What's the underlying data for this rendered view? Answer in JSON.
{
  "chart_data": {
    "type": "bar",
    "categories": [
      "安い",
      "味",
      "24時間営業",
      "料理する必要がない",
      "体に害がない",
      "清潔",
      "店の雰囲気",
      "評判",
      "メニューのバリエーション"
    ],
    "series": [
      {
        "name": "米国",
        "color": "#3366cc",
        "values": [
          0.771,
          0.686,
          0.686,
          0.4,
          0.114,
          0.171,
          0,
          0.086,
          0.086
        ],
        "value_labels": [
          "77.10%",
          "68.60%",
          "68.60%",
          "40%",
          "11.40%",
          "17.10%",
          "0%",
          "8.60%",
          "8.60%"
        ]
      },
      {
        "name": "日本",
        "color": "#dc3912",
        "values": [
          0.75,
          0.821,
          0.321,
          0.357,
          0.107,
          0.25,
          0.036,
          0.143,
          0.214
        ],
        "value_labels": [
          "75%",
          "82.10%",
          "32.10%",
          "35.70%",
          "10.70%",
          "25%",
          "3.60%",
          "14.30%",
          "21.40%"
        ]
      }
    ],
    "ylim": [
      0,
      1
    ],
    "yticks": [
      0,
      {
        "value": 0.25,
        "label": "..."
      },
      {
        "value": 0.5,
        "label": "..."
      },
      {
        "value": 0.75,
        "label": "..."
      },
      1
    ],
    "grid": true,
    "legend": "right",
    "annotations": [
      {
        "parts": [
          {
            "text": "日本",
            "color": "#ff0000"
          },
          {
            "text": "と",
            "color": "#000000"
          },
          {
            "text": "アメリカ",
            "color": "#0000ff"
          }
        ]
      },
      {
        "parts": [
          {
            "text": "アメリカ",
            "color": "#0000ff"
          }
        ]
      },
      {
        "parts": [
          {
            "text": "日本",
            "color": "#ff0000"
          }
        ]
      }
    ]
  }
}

◆ ◆ ◆ ◆ ◆ ◆ ◆

Search the records above for the string "color". Copy every line that contains it.

RESPONSE:
        "color": "#3366cc",
        "color": "#dc3912",
            "color": "#ff0000"
            "color": "#000000"
            "color": "#0000ff"
            "color": "#0000ff"
            "color": "#ff0000"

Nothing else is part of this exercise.